This post was originally published on Good on You

Man-made cellulosic fibres such as viscose, Lyocell, cupro, and modal are made from trees, but that doesn’t necessarily make them sustainable. In fact, their manufacturing can contribute to deforestation and chemical release if not managed properly. Here, we explore how man-made cellulosics are made and what their impact is.

 

What does man-made cellulosic fibre mean?

Man-made cellulosic fibres are a diverse group of materials made from the raw material cellulose. They’re often abbreviated to MMCFs and sometimes dubbed “semi-synthetics”. The cellulosic base material used to make these fibres usually comes in the form of dissolving wood pulp (DWP) derived from trees, but can also be made with other materials such as agricultural and textile waste.

The most common MMCFs are viscose (rayon)—which has roughly 80% of the MMCF market shareLyocell, cupro, bamboo, and modal. The main differences between these materials are the plants or trees (sometimes called feedstocks in the industry) used to produce them, and their properties. Modal, for instance, is mainly made from beech wood and used in stretchy jersey form for t-shirts and casualwear. Lyocell is commonly made from eucalyptus feedstocks and is used in a variety of products including underwear and soft denim. It’s manufactured by several companies under various names, with the best known being Lenzing AG’s TENCEL Lyocell. Some Lyocell fibres are made from other feedstocks such as bamboo, or even a combination of eucalyptus and seaweed powder—as seen in Smartfiber AG’s Seacell.

 

How are they made?

Manufacturing MMCFs varies between each material, but the general process is the same, and it involves turning trees or other cellulosic feedstocks into textiles.

Here’s an overview of how it happens: First, the cellulosic raw material is prepared. Most often this involves trees being processed into wood chippings, which are then dissolved using heat and chemicals. The resulting substance is bleached, formed into a sheet, dried, and packaged in bales or rolls depending on its intended use. For textiles, the cellulose undergoes even more chemical processing to achieve a substance that can be spun into fibre filaments, which can later be made into yarn or thread.

But since these steps often happen at different locations, mapping the entire supply chain of MMCFs and ensuring they’re sustainable can be really complex.

 

The link between man-made cellulosic fibres and deforestation

Since MMCFs are most commonly derived from plants, it’s easy to assume that natural equals renewable and therefore more sustainable. But demand for MMCFs has reached such a high that vast swathes of trees are being cut down to meet it. Estimates vary depending on the date they were made, but environmental NGO Canopy puts the number of trees cut down annually at 300 million.

**STORED DATA:**
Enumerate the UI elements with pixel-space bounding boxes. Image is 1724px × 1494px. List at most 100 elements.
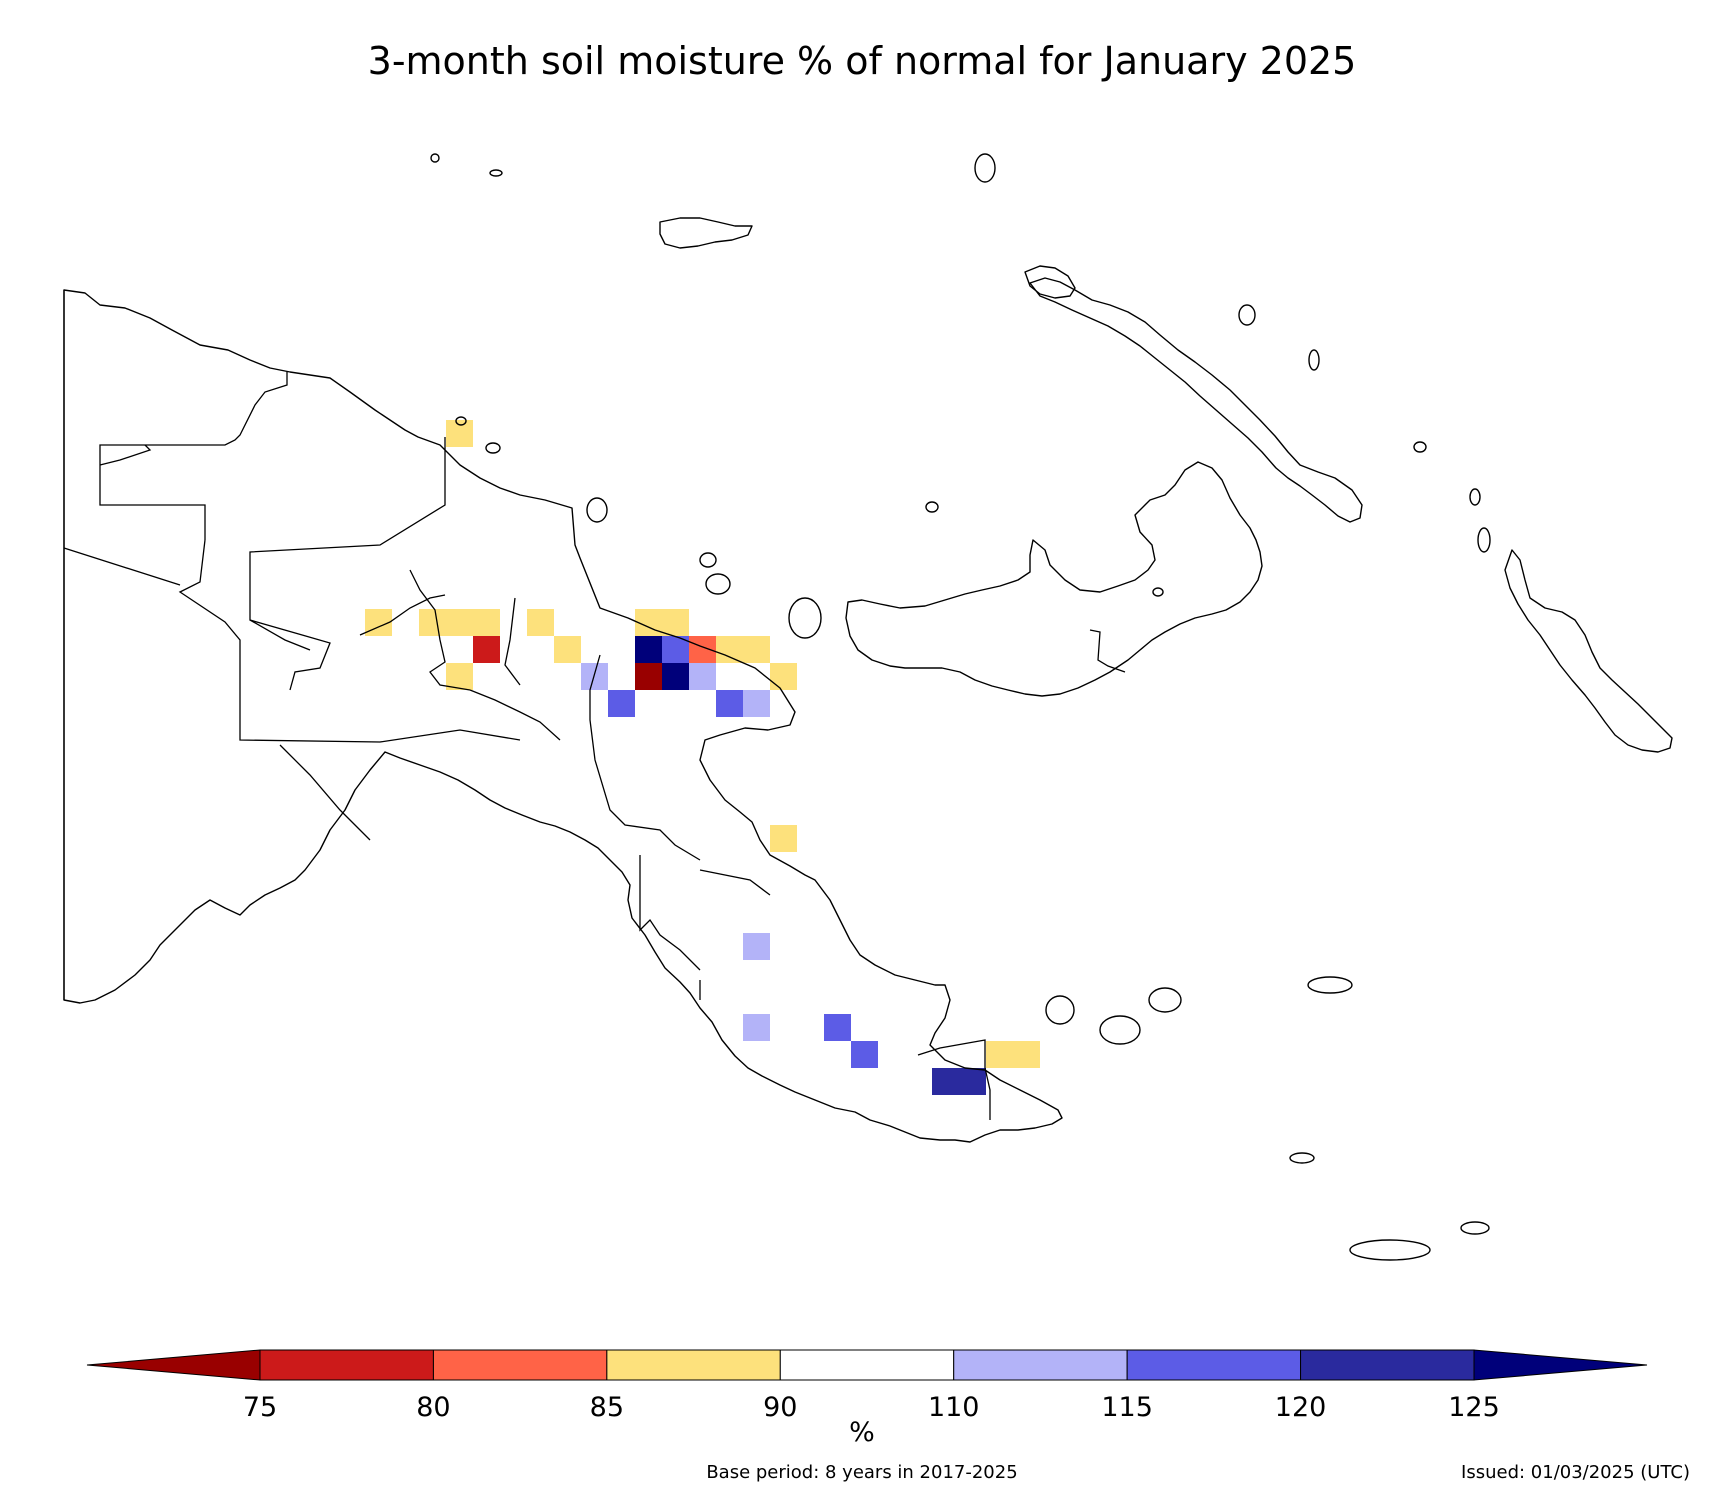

**TO-DO LIST:**
**1.** In the passage on man-made cellulosic fibers, what type of wood is modal mainly made from?
**2.** Turn the paragraph of the passage on man-made cellulosic fibers that begins "Here's an overview of how it happens" into a short list of steps, keeping its main facts.

**LIST OF SOLUTIONS:**
**1.** Beech wood.

**2.**
- The cellulosic raw material is prepared, most often by processing trees into wood chippings.
- The chippings are dissolved using heat and chemicals.
- The resulting substance is bleached, formed into a sheet, dried, and packaged in bales or rolls, depending on its intended use.
- For textiles, the cellulose undergoes further chemical processing so it can be spun into fiber filaments.
- These filaments can later be made into yarn or thread.